_Exercise brief_
Restate the records below word for word.

Source records:
........

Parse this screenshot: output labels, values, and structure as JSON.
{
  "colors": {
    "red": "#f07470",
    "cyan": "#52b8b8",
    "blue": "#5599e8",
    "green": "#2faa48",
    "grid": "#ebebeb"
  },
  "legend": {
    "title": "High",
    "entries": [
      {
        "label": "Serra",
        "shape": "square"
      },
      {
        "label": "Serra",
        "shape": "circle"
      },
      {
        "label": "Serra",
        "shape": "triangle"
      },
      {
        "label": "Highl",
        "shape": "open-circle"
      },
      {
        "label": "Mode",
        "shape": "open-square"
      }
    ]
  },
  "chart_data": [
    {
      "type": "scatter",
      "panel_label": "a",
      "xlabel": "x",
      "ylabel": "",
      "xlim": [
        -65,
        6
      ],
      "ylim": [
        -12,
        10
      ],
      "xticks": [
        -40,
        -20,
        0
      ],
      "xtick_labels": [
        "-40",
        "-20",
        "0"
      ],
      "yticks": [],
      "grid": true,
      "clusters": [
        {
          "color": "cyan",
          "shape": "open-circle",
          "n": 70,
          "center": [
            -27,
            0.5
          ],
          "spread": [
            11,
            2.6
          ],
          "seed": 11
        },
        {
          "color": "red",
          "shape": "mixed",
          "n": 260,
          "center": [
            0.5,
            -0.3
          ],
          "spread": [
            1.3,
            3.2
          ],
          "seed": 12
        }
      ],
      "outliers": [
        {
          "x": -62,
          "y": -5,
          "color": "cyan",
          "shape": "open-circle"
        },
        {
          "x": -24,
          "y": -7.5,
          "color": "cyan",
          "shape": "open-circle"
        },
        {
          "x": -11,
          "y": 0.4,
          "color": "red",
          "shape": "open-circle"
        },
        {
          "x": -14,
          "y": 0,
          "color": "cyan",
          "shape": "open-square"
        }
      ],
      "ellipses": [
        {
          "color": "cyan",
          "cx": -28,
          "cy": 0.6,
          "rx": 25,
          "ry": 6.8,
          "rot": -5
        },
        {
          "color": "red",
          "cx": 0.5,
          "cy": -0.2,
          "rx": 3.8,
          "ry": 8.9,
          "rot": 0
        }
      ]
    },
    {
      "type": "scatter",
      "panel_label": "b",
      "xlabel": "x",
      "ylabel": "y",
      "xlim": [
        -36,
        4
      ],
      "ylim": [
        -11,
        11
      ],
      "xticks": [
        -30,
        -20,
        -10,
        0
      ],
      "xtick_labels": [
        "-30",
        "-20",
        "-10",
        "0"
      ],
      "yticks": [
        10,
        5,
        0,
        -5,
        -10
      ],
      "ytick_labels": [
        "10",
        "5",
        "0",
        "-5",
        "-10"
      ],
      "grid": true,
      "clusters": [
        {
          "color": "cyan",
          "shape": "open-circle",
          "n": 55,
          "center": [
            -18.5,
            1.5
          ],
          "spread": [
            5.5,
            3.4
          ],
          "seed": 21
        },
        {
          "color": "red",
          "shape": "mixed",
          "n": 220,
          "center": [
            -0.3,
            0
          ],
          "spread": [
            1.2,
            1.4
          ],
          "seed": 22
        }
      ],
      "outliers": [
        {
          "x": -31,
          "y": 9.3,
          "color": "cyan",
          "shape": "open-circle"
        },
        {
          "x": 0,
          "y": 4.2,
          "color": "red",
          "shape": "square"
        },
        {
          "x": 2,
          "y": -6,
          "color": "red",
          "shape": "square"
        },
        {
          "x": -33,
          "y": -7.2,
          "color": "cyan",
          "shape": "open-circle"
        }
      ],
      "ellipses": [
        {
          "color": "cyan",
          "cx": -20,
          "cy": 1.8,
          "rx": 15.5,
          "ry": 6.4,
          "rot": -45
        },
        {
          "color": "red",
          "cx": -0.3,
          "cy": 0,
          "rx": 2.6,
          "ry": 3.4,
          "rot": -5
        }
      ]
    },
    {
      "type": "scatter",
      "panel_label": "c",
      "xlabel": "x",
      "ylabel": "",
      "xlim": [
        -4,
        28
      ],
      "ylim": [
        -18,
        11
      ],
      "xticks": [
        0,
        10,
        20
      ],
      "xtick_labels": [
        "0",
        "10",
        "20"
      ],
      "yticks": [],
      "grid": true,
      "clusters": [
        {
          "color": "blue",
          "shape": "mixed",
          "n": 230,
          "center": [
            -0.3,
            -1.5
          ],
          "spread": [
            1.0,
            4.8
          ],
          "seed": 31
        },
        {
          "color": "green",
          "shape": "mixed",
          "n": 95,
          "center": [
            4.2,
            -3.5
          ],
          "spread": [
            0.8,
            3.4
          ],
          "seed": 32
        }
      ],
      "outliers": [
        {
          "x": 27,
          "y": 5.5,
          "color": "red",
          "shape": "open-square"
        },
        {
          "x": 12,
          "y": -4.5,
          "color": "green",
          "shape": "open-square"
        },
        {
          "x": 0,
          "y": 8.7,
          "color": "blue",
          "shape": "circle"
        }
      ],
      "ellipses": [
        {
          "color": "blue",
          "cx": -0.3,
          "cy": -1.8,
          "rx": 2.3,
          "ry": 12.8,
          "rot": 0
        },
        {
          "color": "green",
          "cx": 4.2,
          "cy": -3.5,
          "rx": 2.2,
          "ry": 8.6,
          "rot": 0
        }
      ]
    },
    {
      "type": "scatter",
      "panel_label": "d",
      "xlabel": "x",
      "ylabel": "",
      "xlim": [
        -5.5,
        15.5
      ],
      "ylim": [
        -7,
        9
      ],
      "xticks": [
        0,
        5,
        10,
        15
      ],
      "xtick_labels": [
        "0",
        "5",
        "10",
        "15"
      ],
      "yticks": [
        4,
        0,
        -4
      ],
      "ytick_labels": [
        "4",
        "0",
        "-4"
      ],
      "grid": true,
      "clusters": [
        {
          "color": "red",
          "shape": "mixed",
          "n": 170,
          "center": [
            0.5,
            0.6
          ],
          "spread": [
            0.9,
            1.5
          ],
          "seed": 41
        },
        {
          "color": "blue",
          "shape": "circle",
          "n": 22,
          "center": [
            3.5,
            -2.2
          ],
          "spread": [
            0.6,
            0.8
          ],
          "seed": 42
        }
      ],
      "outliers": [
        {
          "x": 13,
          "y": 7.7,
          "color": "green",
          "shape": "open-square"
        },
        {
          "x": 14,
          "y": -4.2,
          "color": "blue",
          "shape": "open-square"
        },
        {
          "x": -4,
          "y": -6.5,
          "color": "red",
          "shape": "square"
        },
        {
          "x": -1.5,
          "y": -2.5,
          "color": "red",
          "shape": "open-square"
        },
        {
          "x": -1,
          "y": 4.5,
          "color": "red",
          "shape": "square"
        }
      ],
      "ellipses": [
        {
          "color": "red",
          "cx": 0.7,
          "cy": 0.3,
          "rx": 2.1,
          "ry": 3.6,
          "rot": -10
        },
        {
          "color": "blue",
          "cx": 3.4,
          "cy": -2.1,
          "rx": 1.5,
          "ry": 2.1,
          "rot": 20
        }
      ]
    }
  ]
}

........

_Right answer_
Parse this screenshot: output labels, values, and structure as JSON.
{
  "colors": {
    "red": "#f07470",
    "cyan": "#52b8b8",
    "blue": "#5599e8",
    "green": "#2faa48",
    "grid": "#ebebeb"
  },
  "legend": {
    "title": "High",
    "entries": [
      {
        "label": "Serra",
        "shape": "square"
      },
      {
        "label": "Serra",
        "shape": "circle"
      },
      {
        "label": "Serra",
        "shape": "triangle"
      },
      {
        "label": "Highl",
        "shape": "open-circle"
      },
      {
        "label": "Mode",
        "shape": "open-square"
      }
    ]
  },
  "chart_data": [
    {
      "type": "scatter",
      "panel_label": "a",
      "xlabel": "x",
      "ylabel": "",
      "xlim": [
        -65,
        6
      ],
      "ylim": [
        -12,
        10
      ],
      "xticks": [
        -40,
        -20,
        0
      ],
      "xtick_labels": [
        "-40",
        "-20",
        "0"
      ],
      "yticks": [],
      "grid": true,
      "clusters": [
        {
          "color": "cyan",
          "shape": "open-circle",
          "n": 70,
          "center": [
            -27,
            0.5
          ],
          "spread": [
            11,
            2.6
          ],
          "seed": 11
        },
        {
          "color": "red",
          "shape": "mixed",
          "n": 260,
          "center": [
            0.5,
            -0.3
          ],
          "spread": [
            1.3,
            3.2
          ],
          "seed": 12
        }
      ],
      "outliers": [
        {
          "x": -62,
          "y": -5,
          "color": "cyan",
          "shape": "open-circle"
        },
        {
          "x": -24,
          "y": -7.5,
          "color": "cyan",
          "shape": "open-circle"
        },
        {
          "x": -11,
          "y": 0.4,
          "color": "red",
          "shape": "open-circle"
        },
        {
          "x": -14,
          "y": 0,
          "color": "cyan",
          "shape": "open-square"
        }
      ],
      "ellipses": [
        {
          "color": "cyan",
          "cx": -28,
          "cy": 0.6,
          "rx": 25,
          "ry": 6.8,
          "rot": -5
        },
        {
          "color": "red",
          "cx": 0.5,
          "cy": -0.2,
          "rx": 3.8,
          "ry": 8.9,
          "rot": 0
        }
      ]
    },
    {
      "type": "scatter",
      "panel_label": "b",
      "xlabel": "x",
      "ylabel": "y",
      "xlim": [
        -36,
        4
      ],
      "ylim": [
        -11,
        11
      ],
      "xticks": [
        -30,
        -20,
        -10,
        0
      ],
      "xtick_labels": [
        "-30",
        "-20",
        "-10",
        "0"
      ],
      "yticks": [
        10,
        5,
        0,
        -5,
        -10
      ],
      "ytick_labels": [
        "10",
        "5",
        "0",
        "-5",
        "-10"
      ],
      "grid": true,
      "clusters": [
        {
          "color": "cyan",
          "shape": "open-circle",
          "n": 55,
          "center": [
            -18.5,
            1.5
          ],
          "spread": [
            5.5,
            3.4
          ],
          "seed": 21
        },
        {
          "color": "red",
          "shape": "mixed",
          "n": 220,
          "center": [
            -0.3,
            0
          ],
          "spread": [
            1.2,
            1.4
          ],
          "seed": 22
        }
      ],
      "outliers": [
        {
          "x": -31,
          "y": 9.3,
          "color": "cyan",
          "shape": "open-circle"
        },
        {
          "x": 0,
          "y": 4.2,
          "color": "red",
          "shape": "square"
        },
        {
          "x": 2,
          "y": -6,
          "color": "red",
          "shape": "square"
        },
        {
          "x": -33,
          "y": -7.2,
          "color": "cyan",
          "shape": "open-circle"
        }
      ],
      "ellipses": [
        {
          "color": "cyan",
          "cx": -20,
          "cy": 1.8,
          "rx": 15.5,
          "ry": 6.4,
          "rot": -45
        },
        {
          "color": "red",
          "cx": -0.3,
          "cy": 0,
          "rx": 2.6,
          "ry": 3.4,
          "rot": -5
        }
      ]
    },
    {
      "type": "scatter",
      "panel_label": "c",
      "xlabel": "x",
      "ylabel": "",
      "xlim": [
        -4,
        28
      ],
      "ylim": [
        -18,
        11
      ],
      "xticks": [
        0,
        10,
        20
      ],
      "xtick_labels": [
        "0",
        "10",
        "20"
      ],
      "yticks": [],
      "grid": true,
      "clusters": [
        {
          "color": "blue",
          "shape": "mixed",
          "n": 230,
          "center": [
            -0.3,
            -1.5
          ],
          "spread": [
            1.0,
            4.8
          ],
          "seed": 31
        },
        {
          "color": "green",
          "shape": "mixed",
          "n": 95,
          "center": [
            4.2,
            -3.5
          ],
          "spread": [
            0.8,
            3.4
          ],
          "seed": 32
        }
      ],
      "outliers": [
        {
          "x": 27,
          "y": 5.5,
          "color": "red",
          "shape": "open-square"
        },
        {
          "x": 12,
          "y": -4.5,
          "color": "green",
          "shape": "open-square"
        },
        {
          "x": 0,
          "y": 8.7,
          "color": "blue",
          "shape": "circle"
        }
      ],
      "ellipses": [
        {
          "color": "blue",
          "cx": -0.3,
          "cy": -1.8,
          "rx": 2.3,
          "ry": 12.8,
          "rot": 0
        },
        {
          "color": "green",
          "cx": 4.2,
          "cy": -3.5,
          "rx": 2.2,
          "ry": 8.6,
          "rot": 0
        }
      ]
    },
    {
      "type": "scatter",
      "panel_label": "d",
      "xlabel": "x",
      "ylabel": "",
      "xlim": [
        -5.5,
        15.5
      ],
      "ylim": [
        -7,
        9
      ],
      "xticks": [
        0,
        5,
        10,
        15
      ],
      "xtick_labels": [
        "0",
        "5",
        "10",
        "15"
      ],
      "yticks": [
        4,
        0,
        -4
      ],
      "ytick_labels": [
        "4",
        "0",
        "-4"
      ],
      "grid": true,
      "clusters": [
        {
          "color": "red",
          "shape": "mixed",
          "n": 170,
          "center": [
            0.5,
            0.6
          ],
          "spread": [
            0.9,
            1.5
          ],
          "seed": 41
        },
        {
          "color": "blue",
          "shape": "circle",
          "n": 22,
          "center": [
            3.5,
            -2.2
          ],
          "spread": [
            0.6,
            0.8
          ],
          "seed": 42
        }
      ],
      "outliers": [
        {
          "x": 13,
          "y": 7.7,
          "color": "green",
          "shape": "open-square"
        },
        {
          "x": 14,
          "y": -4.2,
          "color": "blue",
          "shape": "open-square"
        },
        {
          "x": -4,
          "y": -6.5,
          "color": "red",
          "shape": "square"
        },
        {
          "x": -1.5,
          "y": -2.5,
          "color": "red",
          "shape": "open-square"
        },
        {
          "x": -1,
          "y": 4.5,
          "color": "red",
          "shape": "square"
        }
      ],
      "ellipses": [
        {
          "color": "red",
          "cx": 0.7,
          "cy": 0.3,
          "rx": 2.1,
          "ry": 3.6,
          "rot": -10
        },
        {
          "color": "blue",
          "cx": 3.4,
          "cy": -2.1,
          "rx": 1.5,
          "ry": 2.1,
          "rot": 20
        }
      ]
    }
  ]
}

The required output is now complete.